- [Problem requirements]
From the entries below, gather every line containing the string "structure".

** Begin Stored records **

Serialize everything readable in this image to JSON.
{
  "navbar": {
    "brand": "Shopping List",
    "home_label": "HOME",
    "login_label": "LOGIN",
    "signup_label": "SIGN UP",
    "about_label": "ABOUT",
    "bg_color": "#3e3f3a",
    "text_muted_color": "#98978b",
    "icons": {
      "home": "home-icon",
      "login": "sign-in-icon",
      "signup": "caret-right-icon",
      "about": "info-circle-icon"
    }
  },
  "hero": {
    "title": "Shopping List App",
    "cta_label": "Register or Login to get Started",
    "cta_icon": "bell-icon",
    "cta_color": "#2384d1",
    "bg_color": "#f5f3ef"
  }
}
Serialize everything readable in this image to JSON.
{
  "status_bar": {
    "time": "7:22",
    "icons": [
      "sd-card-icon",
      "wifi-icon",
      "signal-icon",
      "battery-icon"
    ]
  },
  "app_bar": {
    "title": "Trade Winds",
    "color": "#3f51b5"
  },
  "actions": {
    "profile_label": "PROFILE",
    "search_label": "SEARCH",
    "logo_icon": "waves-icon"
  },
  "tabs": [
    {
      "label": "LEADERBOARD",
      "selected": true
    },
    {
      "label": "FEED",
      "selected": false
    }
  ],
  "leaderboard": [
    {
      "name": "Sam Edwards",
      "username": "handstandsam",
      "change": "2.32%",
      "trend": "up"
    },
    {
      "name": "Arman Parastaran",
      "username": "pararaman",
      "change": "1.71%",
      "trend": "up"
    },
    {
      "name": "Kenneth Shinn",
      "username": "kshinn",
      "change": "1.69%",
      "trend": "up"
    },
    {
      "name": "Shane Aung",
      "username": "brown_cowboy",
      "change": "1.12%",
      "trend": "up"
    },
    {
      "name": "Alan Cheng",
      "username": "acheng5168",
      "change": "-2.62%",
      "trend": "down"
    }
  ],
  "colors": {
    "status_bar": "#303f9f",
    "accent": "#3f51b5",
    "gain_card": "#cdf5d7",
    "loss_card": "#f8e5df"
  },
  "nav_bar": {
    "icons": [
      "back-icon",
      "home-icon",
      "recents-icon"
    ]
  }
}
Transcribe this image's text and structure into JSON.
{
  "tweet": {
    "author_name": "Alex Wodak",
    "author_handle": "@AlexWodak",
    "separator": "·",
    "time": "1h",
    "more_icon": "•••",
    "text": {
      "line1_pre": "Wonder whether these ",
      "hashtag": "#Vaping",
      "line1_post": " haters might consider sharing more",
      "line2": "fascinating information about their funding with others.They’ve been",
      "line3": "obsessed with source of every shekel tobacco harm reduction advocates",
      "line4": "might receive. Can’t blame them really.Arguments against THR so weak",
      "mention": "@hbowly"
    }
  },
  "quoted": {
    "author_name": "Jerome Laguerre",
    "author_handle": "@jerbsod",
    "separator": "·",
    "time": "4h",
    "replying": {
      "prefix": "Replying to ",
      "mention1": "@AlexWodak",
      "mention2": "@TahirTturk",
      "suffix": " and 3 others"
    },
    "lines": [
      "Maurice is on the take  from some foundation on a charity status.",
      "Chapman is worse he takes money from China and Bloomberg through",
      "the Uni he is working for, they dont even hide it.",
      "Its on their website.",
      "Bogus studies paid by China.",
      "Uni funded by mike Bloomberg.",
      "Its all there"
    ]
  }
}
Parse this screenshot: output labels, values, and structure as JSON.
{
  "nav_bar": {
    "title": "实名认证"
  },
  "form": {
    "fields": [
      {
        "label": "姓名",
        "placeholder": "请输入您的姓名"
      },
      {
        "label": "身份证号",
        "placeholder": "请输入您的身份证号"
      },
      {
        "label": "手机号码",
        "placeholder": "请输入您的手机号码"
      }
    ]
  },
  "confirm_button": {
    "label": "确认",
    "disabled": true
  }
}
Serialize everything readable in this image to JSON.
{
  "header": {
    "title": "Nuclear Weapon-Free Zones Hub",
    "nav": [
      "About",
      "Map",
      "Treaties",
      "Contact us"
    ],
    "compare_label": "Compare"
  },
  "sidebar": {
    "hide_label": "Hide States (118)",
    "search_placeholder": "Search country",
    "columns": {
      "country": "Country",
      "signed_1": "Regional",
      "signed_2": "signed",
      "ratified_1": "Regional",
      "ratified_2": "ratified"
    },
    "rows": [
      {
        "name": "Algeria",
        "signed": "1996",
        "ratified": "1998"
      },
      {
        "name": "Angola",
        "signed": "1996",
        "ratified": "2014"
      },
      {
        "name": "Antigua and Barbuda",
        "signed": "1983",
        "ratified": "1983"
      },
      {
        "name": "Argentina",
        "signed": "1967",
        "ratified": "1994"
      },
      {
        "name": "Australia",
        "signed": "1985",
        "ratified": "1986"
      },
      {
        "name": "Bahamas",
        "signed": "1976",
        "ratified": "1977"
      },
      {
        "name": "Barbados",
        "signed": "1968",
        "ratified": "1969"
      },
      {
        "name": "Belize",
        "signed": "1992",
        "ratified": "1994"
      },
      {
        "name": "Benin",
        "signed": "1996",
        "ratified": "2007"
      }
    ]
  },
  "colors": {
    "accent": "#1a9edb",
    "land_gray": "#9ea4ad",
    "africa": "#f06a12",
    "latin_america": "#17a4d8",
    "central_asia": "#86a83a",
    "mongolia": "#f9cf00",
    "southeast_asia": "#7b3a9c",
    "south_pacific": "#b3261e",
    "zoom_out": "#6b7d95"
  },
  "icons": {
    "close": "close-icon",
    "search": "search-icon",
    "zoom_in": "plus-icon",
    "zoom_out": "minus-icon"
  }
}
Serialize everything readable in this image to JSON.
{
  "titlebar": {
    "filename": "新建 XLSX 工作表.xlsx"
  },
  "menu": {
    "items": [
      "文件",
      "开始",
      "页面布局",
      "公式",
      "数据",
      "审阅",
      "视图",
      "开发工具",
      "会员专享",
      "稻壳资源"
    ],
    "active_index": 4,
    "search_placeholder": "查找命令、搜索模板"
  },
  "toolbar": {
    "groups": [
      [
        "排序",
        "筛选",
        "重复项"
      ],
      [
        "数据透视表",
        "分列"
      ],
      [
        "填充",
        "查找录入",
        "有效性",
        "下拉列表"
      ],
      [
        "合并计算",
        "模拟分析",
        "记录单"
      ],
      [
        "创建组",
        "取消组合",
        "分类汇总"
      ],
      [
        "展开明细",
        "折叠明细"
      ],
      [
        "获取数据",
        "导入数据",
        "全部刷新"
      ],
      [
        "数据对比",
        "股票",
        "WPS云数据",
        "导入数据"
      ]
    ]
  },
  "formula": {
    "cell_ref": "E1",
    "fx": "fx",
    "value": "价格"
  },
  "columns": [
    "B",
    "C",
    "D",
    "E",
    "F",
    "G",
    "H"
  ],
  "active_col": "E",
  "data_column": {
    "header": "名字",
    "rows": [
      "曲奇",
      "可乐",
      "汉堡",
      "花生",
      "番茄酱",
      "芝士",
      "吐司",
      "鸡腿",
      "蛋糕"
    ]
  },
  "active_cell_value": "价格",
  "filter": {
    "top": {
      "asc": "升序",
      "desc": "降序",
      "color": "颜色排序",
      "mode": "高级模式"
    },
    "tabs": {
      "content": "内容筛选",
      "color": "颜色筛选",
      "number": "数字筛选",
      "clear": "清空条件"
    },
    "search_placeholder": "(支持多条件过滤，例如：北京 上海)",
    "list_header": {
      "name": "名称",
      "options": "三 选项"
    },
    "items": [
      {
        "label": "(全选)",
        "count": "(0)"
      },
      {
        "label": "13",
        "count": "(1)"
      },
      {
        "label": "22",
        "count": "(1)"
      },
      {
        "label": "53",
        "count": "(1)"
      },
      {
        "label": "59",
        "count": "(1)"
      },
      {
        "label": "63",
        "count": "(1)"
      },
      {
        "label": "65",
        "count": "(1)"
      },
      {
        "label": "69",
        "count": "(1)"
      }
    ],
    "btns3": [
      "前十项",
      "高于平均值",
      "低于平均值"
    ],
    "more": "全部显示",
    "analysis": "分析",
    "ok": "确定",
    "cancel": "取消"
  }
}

** End Stored records **

- [Full response]
Transcribe this image's text and structure into JSON.
Parse this screenshot: output labels, values, and structure as JSON.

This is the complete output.